Supplied material:
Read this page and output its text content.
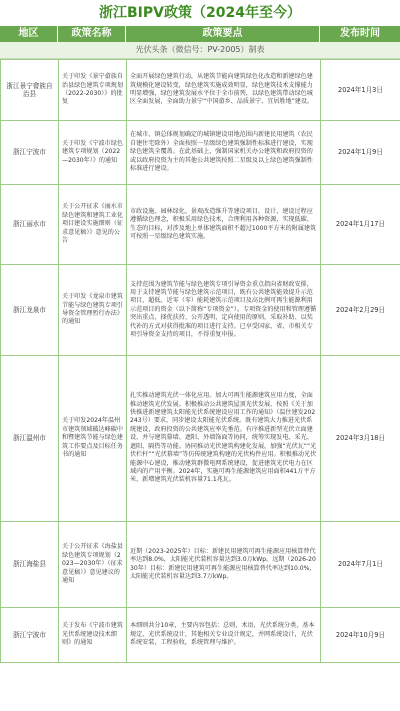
浙江BIPV政策（2024年至今）
地区	政策名称	政策要点	发布时间
光伏头条（微信号：PV-2005）制表
浙江景宁畲族自治县	关于印发《景宁畲族自治县绿色建筑专项规划（2022-2030）》的批复	全面开展绿色建筑行动，从建筑节能向建筑绿色化改造和新建绿色建筑规模化建设转变，绿色建筑实施成效明显，绿色建筑技术支撑能力明显增强，绿色建筑发展水平位于全市前列，以绿色建筑带动绿色城区全面发展，全面助力景宁“中国畲乡、品质景宁、宜居胜地”建设。	2024年1月3日
浙江宁波市	关于印发《宁波市绿色建筑专项规划（2022—2030年）》的通知	在城市、镇总体规划确定的城镇建设用地范围内新建民用建筑（农民自建住宅除外）全面按照一星级绿色建筑强制性标准进行建设，实现绿色建筑全覆盖。在此基础上，强制国家机关办公建筑和政府投资的或以政府投资为主的其他公共建筑按照二星级及以上绿色建筑强制性标准进行建设。	2024年1月9日
浙江丽水市	关于公开征求《丽水市绿色建筑和建筑工业化项目建设实施细则（征求意见稿）》意见的公告	市政设施、园林绿化、景观改造维升等建设项目，设计、建设过程应遵循绿色理念，积极采用绿色技术，合理利用各种资源，实现低碳、生态的目标，对涉及地上单体建筑面积不超过1000平方米的附属建筑可按照一星级绿色建筑实施。	2024年1月17日
浙江龙泉市	关于印发《龙泉市建筑节能与绿色建筑专项引导资金管理暂行办法》的通知	支持范围为建筑节能与绿色建筑专项引导资金重点指向省财政安排，用于支持建筑节能与绿色建筑示范项目，既有公共建筑能效提升示范项目，超低、近零（零）能耗建筑示范项目及高比例可再生能源利用示范项目的资金（以下简称“专项资金”）。专项资金的使用和管理遵循突出重点、择优扶持、公开透明、定向使用的原则，采取补助、以奖代补的方式对获得批准的项目进行支持。已享受国家、省、市相关专项引导资金支持的项目，不得重复申报。	2024年2月29日
浙江温州市	关于印发2024年温州市建筑领域破达峰碳中和暨建筑节能与绿色建筑工作要点及目标任务书的通知	扎实推动建筑光伏一体化应用。加大可再生能源建筑应用力度，全面推动建筑光伏发展。积极推动公共建筑屋顶光伏发展，按照《关于加快推进新建建筑太阳能光伏系统建设应用工作的通知》（温住建发202243号）要求，同步建设太阳能光伏系统。既有建筑大力推进光伏系统建设，政府投资的公共建筑应率先垂范。有序推进新型光伏立面建设，并与建筑幕墙、遮阳、外墙饰面等协同，统筹实现发电、采光、遮阳、隔热等功能。协同推动光伏建筑构建化发展，加强“光伏瓦”“光伏栏杆”“光伏幕墙”等仿传统建筑构建的光伏构件应用。积极推动光伏能源中心建设，推动建筑群微电网系统建设，促进建筑光伏电力在区域内的产用平衡。2024年，实施可再生能源建筑应用面积441万平方米，新增建筑光伏装机容量71.1兆瓦。	2024年3月18日
浙江海盐县	关于公开征求《海盐县绿色建筑专项规划（2023—2030年）（征求意见稿）》意见建议的通知	近期（2023-2025年）目标：新建民用建筑可再生能源应用核算替代率达到8.0%，太阳能光伏装机容量达到3.0万kWp。远期（2026-2030年）目标：新建民用建筑可再生能源应用核算替代率达到10.0%，太阳能光伏装机容量达到3.7万kWp。	2024年7月1日
浙江宁波市	关于发布《宁波市建筑光伏系统建设技术细则》的通知	本细则共分10章，主要内容包括：总则，术语，光伏系统分类，基本规定，光伏系统设计，其他相关专业设计规定，并网系统设计，光伏系统安装，工程验收，系统管理与维护。	2024年10月9日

Task instructions: Restate the whole listing above exactly, except for its images.

The output:
Read this page and output its text content.
浙江BIPV政策（2024年至今）
地区	政策名称	政策要点	发布时间
光伏头条（微信号：PV-2005）制表
浙江景宁畲族自治县	关于印发《景宁畲族自治县绿色建筑专项规划（2022-2030）》的批复	全面开展绿色建筑行动，从建筑节能向建筑绿色化改造和新建绿色建筑规模化建设转变，绿色建筑实施成效明显，绿色建筑技术支撑能力明显增强，绿色建筑发展水平位于全市前列，以绿色建筑带动绿色城区全面发展，全面助力景宁“中国畲乡、品质景宁、宜居胜地”建设。	2024年1月3日
浙江宁波市	关于印发《宁波市绿色建筑专项规划（2022—2030年）》的通知	在城市、镇总体规划确定的城镇建设用地范围内新建民用建筑（农民自建住宅除外）全面按照一星级绿色建筑强制性标准进行建设，实现绿色建筑全覆盖。在此基础上，强制国家机关办公建筑和政府投资的或以政府投资为主的其他公共建筑按照二星级及以上绿色建筑强制性标准进行建设。	2024年1月9日
浙江丽水市	关于公开征求《丽水市绿色建筑和建筑工业化项目建设实施细则（征求意见稿）》意见的公告	市政设施、园林绿化、景观改造维升等建设项目，设计、建设过程应遵循绿色理念，积极采用绿色技术，合理利用各种资源，实现低碳、生态的目标，对涉及地上单体建筑面积不超过1000平方米的附属建筑可按照一星级绿色建筑实施。	2024年1月17日
浙江龙泉市	关于印发《龙泉市建筑节能与绿色建筑专项引导资金管理暂行办法》的通知	支持范围为建筑节能与绿色建筑专项引导资金重点指向省财政安排，用于支持建筑节能与绿色建筑示范项目，既有公共建筑能效提升示范项目，超低、近零（零）能耗建筑示范项目及高比例可再生能源利用示范项目的资金（以下简称“专项资金”）。专项资金的使用和管理遵循突出重点、择优扶持、公开透明、定向使用的原则，采取补助、以奖代补的方式对获得批准的项目进行支持。已享受国家、省、市相关专项引导资金支持的项目，不得重复申报。	2024年2月29日
浙江温州市	关于印发2024年温州市建筑领域破达峰碳中和暨建筑节能与绿色建筑工作要点及目标任务书的通知	扎实推动建筑光伏一体化应用。加大可再生能源建筑应用力度，全面推动建筑光伏发展。积极推动公共建筑屋顶光伏发展，按照《关于加快推进新建建筑太阳能光伏系统建设应用工作的通知》（温住建发202243号）要求，同步建设太阳能光伏系统。既有建筑大力推进光伏系统建设，政府投资的公共建筑应率先垂范。有序推进新型光伏立面建设，并与建筑幕墙、遮阳、外墙饰面等协同，统筹实现发电、采光、遮阳、隔热等功能。协同推动光伏建筑构建化发展，加强“光伏瓦”“光伏栏杆”“光伏幕墙”等仿传统建筑构建的光伏构件应用。积极推动光伏能源中心建设，推动建筑群微电网系统建设，促进建筑光伏电力在区域内的产用平衡。2024年，实施可再生能源建筑应用面积441万平方米，新增建筑光伏装机容量71.1兆瓦。	2024年3月18日
浙江海盐县	关于公开征求《海盐县绿色建筑专项规划（2023—2030年）（征求意见稿）》意见建议的通知	近期（2023-2025年）目标：新建民用建筑可再生能源应用核算替代率达到8.0%，太阳能光伏装机容量达到3.0万kWp。远期（2026-2030年）目标：新建民用建筑可再生能源应用核算替代率达到10.0%，太阳能光伏装机容量达到3.7万kWp。	2024年7月1日
浙江宁波市	关于发布《宁波市建筑光伏系统建设技术细则》的通知	本细则共分10章，主要内容包括：总则，术语，光伏系统分类，基本规定，光伏系统设计，其他相关专业设计规定，并网系统设计，光伏系统安装，工程验收，系统管理与维护。	2024年10月9日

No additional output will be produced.